Stored entries:
:::::
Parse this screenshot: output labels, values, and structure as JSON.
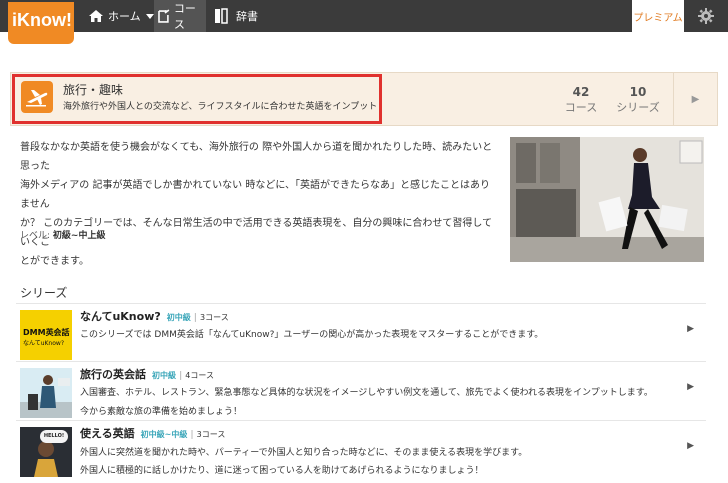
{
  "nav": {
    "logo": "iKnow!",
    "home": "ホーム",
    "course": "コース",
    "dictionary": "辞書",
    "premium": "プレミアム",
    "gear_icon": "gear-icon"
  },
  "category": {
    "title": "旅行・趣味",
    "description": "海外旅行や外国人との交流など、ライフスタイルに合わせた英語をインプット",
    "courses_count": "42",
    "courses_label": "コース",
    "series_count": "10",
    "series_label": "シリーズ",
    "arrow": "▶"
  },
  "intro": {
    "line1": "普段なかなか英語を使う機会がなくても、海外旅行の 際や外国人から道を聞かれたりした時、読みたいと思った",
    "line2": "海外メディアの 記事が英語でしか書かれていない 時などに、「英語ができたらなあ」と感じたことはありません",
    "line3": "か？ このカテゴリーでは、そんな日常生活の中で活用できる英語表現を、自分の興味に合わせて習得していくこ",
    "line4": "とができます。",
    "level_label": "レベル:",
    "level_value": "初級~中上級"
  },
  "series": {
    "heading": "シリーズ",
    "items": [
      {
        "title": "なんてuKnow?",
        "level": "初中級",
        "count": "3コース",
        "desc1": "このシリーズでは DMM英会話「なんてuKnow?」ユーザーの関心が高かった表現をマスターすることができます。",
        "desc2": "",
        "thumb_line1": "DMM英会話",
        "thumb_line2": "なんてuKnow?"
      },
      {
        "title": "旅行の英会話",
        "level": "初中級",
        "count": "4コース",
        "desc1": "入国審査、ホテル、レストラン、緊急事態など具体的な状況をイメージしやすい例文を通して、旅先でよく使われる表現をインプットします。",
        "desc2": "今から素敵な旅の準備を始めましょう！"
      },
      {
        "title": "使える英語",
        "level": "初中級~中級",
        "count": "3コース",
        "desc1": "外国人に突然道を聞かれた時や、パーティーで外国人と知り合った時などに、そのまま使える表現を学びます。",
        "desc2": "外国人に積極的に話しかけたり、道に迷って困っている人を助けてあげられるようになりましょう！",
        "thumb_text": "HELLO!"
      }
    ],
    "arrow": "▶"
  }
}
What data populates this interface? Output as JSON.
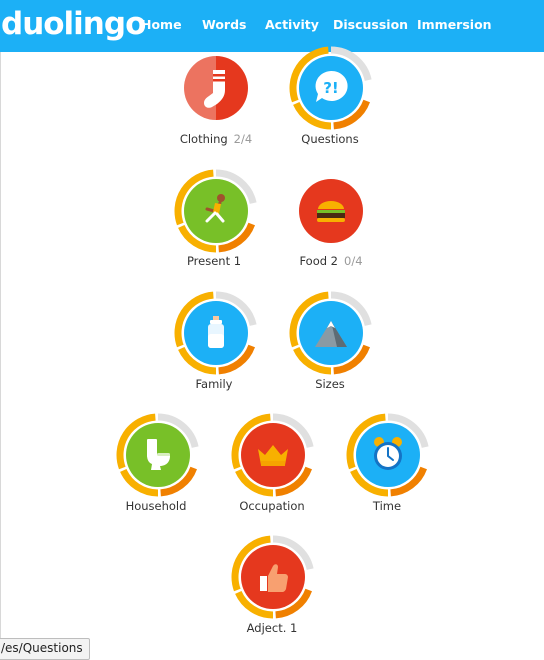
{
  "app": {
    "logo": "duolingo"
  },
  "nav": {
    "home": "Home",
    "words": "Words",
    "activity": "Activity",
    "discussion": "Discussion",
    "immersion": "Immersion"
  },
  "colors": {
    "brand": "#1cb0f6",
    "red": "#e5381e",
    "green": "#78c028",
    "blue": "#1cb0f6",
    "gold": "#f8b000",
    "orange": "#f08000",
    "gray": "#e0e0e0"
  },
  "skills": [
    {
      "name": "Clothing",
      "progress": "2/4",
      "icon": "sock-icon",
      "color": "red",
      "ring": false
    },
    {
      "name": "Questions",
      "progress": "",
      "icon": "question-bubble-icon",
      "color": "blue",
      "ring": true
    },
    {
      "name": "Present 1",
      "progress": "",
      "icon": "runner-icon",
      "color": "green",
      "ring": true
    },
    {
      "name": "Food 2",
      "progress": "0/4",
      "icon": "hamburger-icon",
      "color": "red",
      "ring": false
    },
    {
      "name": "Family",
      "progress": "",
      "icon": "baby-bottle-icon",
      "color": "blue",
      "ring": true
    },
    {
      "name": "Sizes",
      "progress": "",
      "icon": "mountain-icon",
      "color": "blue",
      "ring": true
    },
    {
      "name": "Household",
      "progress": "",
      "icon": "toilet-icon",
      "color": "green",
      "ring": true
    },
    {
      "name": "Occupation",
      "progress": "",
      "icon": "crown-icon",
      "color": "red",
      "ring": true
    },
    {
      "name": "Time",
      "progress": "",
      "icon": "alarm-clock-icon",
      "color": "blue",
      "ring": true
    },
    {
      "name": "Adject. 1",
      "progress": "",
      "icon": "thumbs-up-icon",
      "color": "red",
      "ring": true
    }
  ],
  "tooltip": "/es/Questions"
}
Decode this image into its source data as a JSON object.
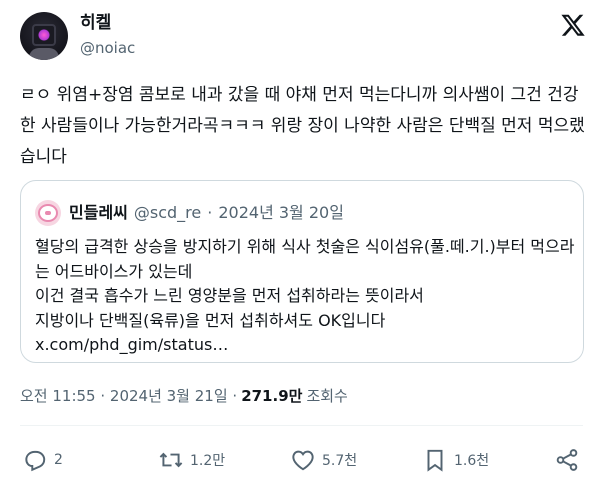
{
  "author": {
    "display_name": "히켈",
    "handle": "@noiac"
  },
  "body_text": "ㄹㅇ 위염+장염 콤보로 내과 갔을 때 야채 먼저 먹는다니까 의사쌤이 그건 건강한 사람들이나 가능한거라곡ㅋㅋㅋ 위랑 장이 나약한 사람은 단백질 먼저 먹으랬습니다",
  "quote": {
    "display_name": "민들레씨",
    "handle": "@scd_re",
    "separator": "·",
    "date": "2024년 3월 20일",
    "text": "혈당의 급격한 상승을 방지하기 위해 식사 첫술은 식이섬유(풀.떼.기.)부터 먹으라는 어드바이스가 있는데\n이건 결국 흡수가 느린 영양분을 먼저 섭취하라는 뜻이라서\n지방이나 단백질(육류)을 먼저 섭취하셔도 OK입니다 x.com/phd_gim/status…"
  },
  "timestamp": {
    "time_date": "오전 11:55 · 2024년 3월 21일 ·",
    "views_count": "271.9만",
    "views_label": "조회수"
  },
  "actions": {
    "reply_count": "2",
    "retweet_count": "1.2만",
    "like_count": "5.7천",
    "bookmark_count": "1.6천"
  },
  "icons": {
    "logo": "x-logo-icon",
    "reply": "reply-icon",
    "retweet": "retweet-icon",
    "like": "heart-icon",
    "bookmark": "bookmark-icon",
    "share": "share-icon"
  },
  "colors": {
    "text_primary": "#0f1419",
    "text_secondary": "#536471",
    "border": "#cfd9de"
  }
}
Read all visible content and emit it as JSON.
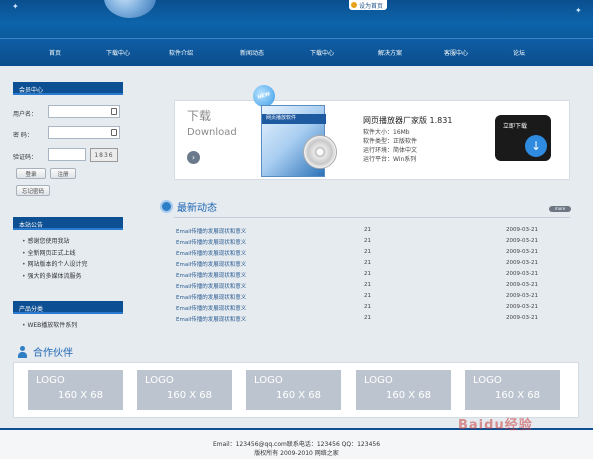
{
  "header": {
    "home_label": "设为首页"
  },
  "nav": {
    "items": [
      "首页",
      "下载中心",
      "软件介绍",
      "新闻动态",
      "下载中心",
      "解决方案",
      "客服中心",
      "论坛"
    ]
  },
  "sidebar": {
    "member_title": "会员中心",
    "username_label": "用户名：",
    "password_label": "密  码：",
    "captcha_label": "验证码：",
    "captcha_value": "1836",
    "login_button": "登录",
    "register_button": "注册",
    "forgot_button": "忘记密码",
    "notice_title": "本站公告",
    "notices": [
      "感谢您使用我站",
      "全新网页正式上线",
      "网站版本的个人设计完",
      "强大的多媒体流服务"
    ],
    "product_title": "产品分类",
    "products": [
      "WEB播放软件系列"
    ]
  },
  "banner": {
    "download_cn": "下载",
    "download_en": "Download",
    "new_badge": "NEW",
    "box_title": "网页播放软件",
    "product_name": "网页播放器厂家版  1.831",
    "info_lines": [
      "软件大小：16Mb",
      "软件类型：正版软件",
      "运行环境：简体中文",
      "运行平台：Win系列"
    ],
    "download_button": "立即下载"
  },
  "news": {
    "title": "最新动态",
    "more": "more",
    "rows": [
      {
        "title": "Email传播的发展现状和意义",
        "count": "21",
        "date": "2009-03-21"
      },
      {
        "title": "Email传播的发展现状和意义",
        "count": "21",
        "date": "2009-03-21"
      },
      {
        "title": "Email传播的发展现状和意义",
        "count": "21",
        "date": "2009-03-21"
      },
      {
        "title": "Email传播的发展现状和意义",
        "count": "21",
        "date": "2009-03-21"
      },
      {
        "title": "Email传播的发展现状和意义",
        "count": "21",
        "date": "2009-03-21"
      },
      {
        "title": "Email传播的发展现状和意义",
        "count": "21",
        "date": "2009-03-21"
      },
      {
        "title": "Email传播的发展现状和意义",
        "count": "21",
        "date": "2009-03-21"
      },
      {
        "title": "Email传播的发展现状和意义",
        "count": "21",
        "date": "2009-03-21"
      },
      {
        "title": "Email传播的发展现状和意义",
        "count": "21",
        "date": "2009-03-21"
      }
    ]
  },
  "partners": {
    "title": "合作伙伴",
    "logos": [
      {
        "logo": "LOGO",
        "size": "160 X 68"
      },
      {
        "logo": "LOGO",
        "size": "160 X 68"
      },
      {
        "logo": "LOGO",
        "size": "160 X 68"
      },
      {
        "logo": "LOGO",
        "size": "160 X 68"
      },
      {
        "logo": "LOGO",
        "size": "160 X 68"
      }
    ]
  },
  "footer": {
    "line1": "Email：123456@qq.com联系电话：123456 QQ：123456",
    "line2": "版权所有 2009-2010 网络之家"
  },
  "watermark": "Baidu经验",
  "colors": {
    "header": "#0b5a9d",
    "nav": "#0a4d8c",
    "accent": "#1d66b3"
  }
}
:::::
▸ **Required work**:
Search the entries for the string "Questions" and collect each line that has it.

▸ **The output**:
      "name": "Questions",
  "tooltip": "/es/Questions"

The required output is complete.